* _GIVEN RECORDS_:
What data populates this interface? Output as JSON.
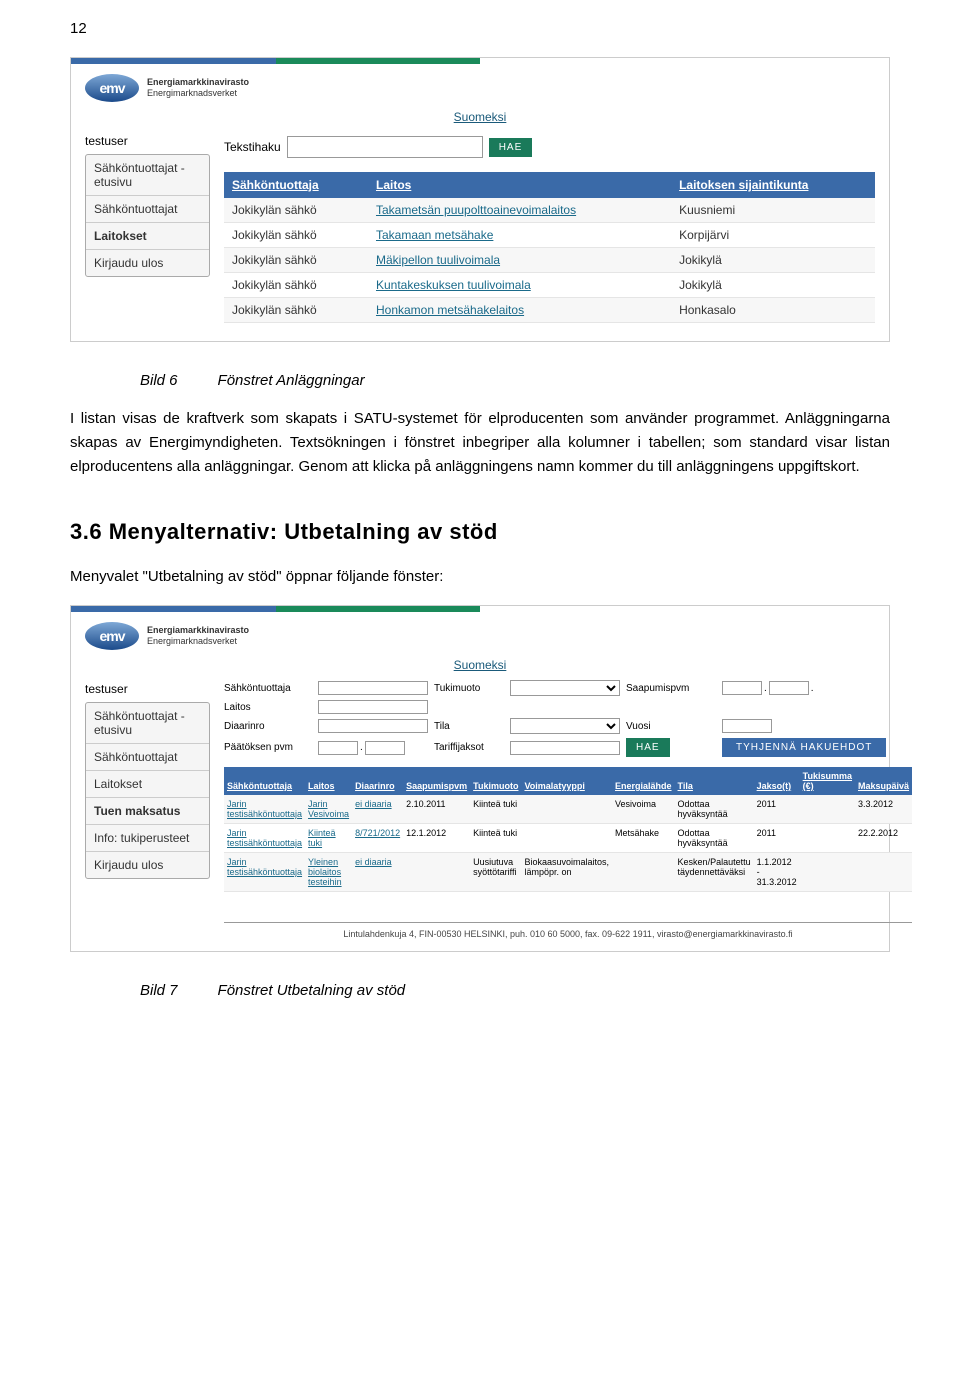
{
  "page_number": "12",
  "caption1": {
    "id": "Bild 6",
    "title": "Fönstret Anläggningar"
  },
  "para1": "I listan visas de kraftverk som skapats i SATU-systemet för elproducenten som använder programmet. Anläggningarna skapas av Energimyndigheten. Textsökningen i fönstret inbegriper alla kolumner i tabellen; som standard visar listan elproducentens alla anläggningar. Genom att klicka på anläggningens namn kommer du till anläggningens uppgiftskort.",
  "section": "3.6 Menyalternativ: Utbetalning av stöd",
  "para2": "Menyvalet \"Utbetalning av stöd\" öppnar följande fönster:",
  "caption2": {
    "id": "Bild 7",
    "title": "Fönstret Utbetalning av stöd"
  },
  "logo_sub": {
    "l1": "Energiamarkkinavirasto",
    "l2": "Energimarknadsverket"
  },
  "lang_link": "Suomeksi",
  "user": "testuser",
  "screenshot1": {
    "sidebar": [
      {
        "label": "Sähköntuottajat - etusivu",
        "selected": false
      },
      {
        "label": "Sähköntuottajat",
        "selected": false
      },
      {
        "label": "Laitokset",
        "selected": true
      },
      {
        "label": "Kirjaudu ulos",
        "selected": false
      }
    ],
    "search_label": "Tekstihaku",
    "hae": "HAE",
    "columns": [
      "Sähköntuottaja",
      "Laitos",
      "Laitoksen sijaintikunta"
    ],
    "rows": [
      [
        "Jokikylän sähkö",
        "Takametsän puupolttoainevoimalaitos",
        "Kuusniemi"
      ],
      [
        "Jokikylän sähkö",
        "Takamaan metsähake",
        "Korpijärvi"
      ],
      [
        "Jokikylän sähkö",
        "Mäkipellon tuulivoimala",
        "Jokikylä"
      ],
      [
        "Jokikylän sähkö",
        "Kuntakeskuksen tuulivoimala",
        "Jokikylä"
      ],
      [
        "Jokikylän sähkö",
        "Honkamon metsähakelaitos",
        "Honkasalo"
      ]
    ]
  },
  "screenshot2": {
    "sidebar": [
      {
        "label": "Sähköntuottajat - etusivu",
        "selected": false
      },
      {
        "label": "Sähköntuottajat",
        "selected": false
      },
      {
        "label": "Laitokset",
        "selected": false
      },
      {
        "label": "Tuen maksatus",
        "selected": true
      },
      {
        "label": "Info: tukiperusteet",
        "selected": false
      },
      {
        "label": "Kirjaudu ulos",
        "selected": false
      }
    ],
    "filters": {
      "Sähköntuottaja": "Sähköntuottaja",
      "Laitos": "Laitos",
      "Diaarinro": "Diaarinro",
      "Päätöksen_pvm": "Päätöksen pvm",
      "Tukimuoto": "Tukimuoto",
      "Tila": "Tila",
      "Tariffijaksot": "Tariffijaksot",
      "Saapumispvm": "Saapumispvm",
      "Vuosi": "Vuosi"
    },
    "hae": "HAE",
    "clear": "TYHJENNÄ HAKUEHDOT",
    "columns": [
      "Sähköntuottaja",
      "Laitos",
      "Diaarinro",
      "Saapumispvm",
      "Tukimuoto",
      "Voimalatyyppi",
      "Energialähde",
      "Tila",
      "Jakso(t)",
      "Tukisumma (€)",
      "Maksupäivä"
    ],
    "rows": [
      {
        "cells": [
          "Jarin testisähköntuottaja",
          "Jarin Vesivoima",
          "ei diaaria",
          "2.10.2011",
          "Kiinteä tuki",
          "",
          "Vesivoima",
          "Odottaa hyväksyntää",
          "2011",
          "",
          "3.3.2012"
        ]
      },
      {
        "cells": [
          "Jarin testisähköntuottaja",
          "Kiinteä tuki",
          "8/721/2012",
          "12.1.2012",
          "Kiinteä tuki",
          "",
          "Metsähake",
          "Odottaa hyväksyntää",
          "2011",
          "",
          "22.2.2012"
        ]
      },
      {
        "cells": [
          "Jarin testisähköntuottaja",
          "Yleinen biolaitos testeihin",
          "ei diaaria",
          "",
          "Uusiutuva syöttötariffi",
          "Biokaasuvoimalaitos, lämpöpr. on",
          "",
          "Kesken/Palautettu täydennettäväksi",
          "1.1.2012 - 31.3.2012",
          "",
          ""
        ]
      }
    ],
    "footer": "Lintulahdenkuja 4, FIN-00530 HELSINKI, puh. 010 60 5000, fax. 09-622 1911, virasto@energiamarkkinavirasto.fi"
  }
}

* _THE PROBLEM_: Lines in the data that hold "Saapumispvm" must be located and copied.

* _TASK RESPONSE_:
      "Saapumispvm": "Saapumispvm",
      "Saapumispvm",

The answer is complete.